>>>
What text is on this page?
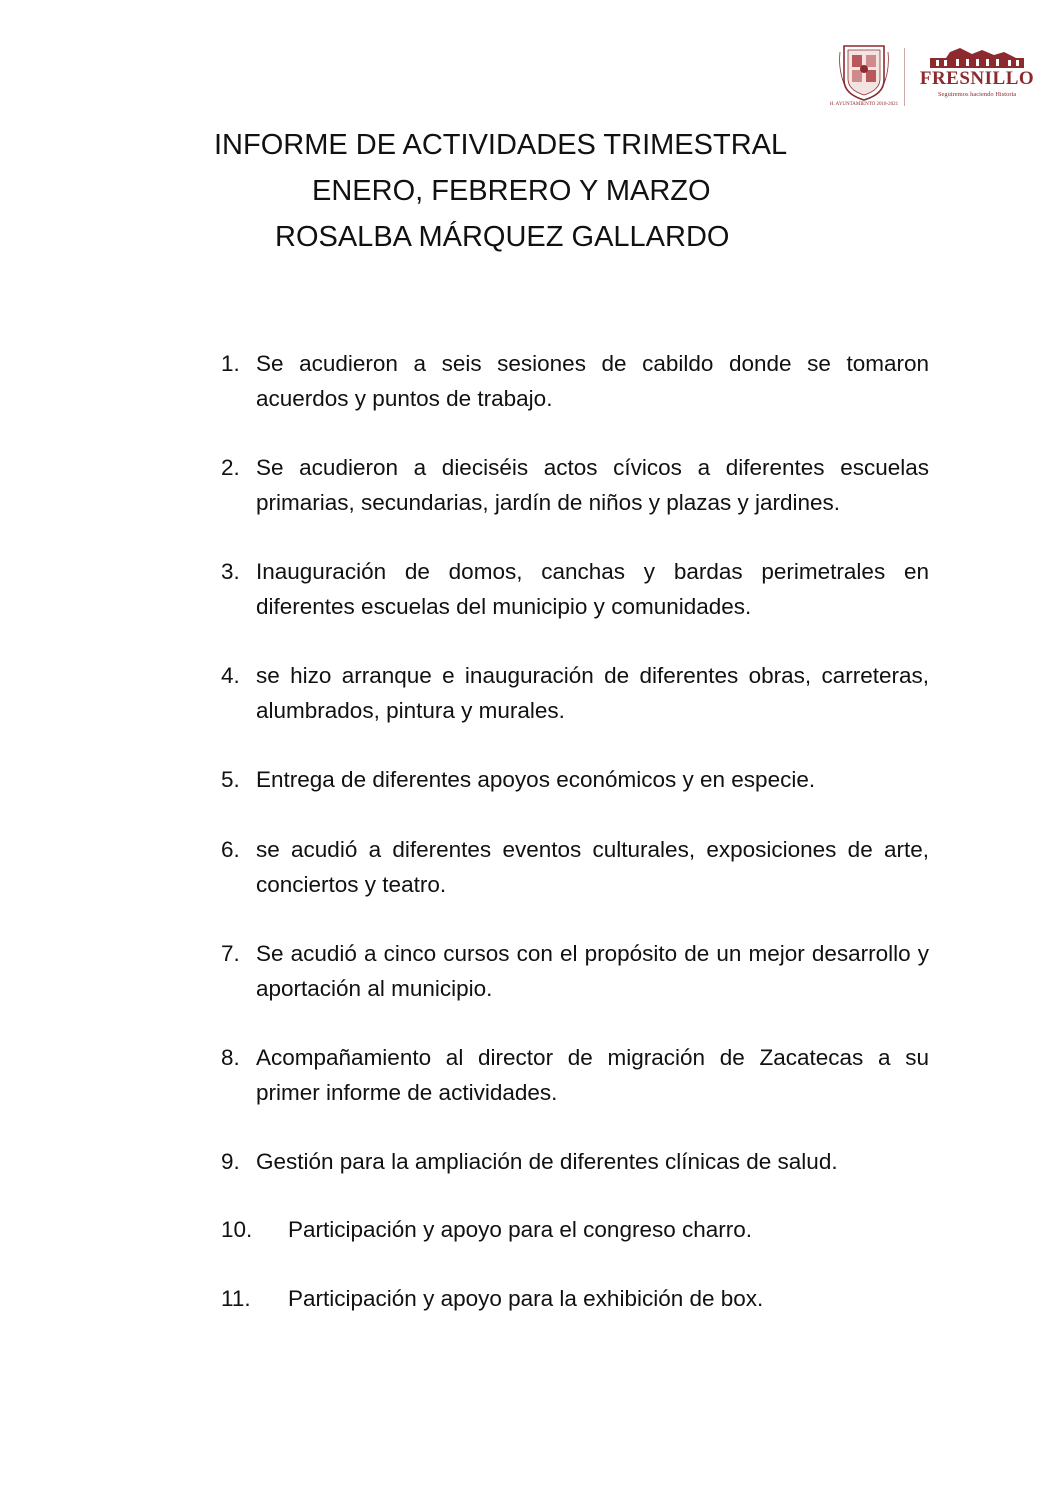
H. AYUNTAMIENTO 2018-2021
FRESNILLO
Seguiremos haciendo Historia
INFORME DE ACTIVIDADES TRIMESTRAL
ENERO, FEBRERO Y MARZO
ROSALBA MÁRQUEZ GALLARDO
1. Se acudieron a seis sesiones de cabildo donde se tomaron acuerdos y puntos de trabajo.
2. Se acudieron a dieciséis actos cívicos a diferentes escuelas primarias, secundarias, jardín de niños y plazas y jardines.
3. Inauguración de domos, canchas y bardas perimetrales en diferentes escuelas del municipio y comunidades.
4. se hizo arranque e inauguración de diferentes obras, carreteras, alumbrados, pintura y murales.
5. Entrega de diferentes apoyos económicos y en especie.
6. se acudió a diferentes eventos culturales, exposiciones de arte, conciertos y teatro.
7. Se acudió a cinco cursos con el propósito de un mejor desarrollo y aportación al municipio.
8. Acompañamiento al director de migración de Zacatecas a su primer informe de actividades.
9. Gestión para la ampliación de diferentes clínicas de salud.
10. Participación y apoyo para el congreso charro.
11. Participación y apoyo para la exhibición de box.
<<<
Task goal:
Write out all the entries again, word for word, and print no images.

Worked answer:
What text is on this page?
H. AYUNTAMIENTO 2018-2021
FRESNILLO
Seguiremos haciendo Historia
INFORME DE ACTIVIDADES TRIMESTRAL
ENERO, FEBRERO Y MARZO
ROSALBA MÁRQUEZ GALLARDO
1. Se acudieron a seis sesiones de cabildo donde se tomaron acuerdos y puntos de trabajo.
2. Se acudieron a dieciséis actos cívicos a diferentes escuelas primarias, secundarias, jardín de niños y plazas y jardines.
3. Inauguración de domos, canchas y bardas perimetrales en diferentes escuelas del municipio y comunidades.
4. se hizo arranque e inauguración de diferentes obras, carreteras, alumbrados, pintura y murales.
5. Entrega de diferentes apoyos económicos y en especie.
6. se acudió a diferentes eventos culturales, exposiciones de arte, conciertos y teatro.
7. Se acudió a cinco cursos con el propósito de un mejor desarrollo y aportación al municipio.
8. Acompañamiento al director de migración de Zacatecas a su primer informe de actividades.
9. Gestión para la ampliación de diferentes clínicas de salud.
10. Participación y apoyo para el congreso charro.
11. Participación y apoyo para la exhibición de box.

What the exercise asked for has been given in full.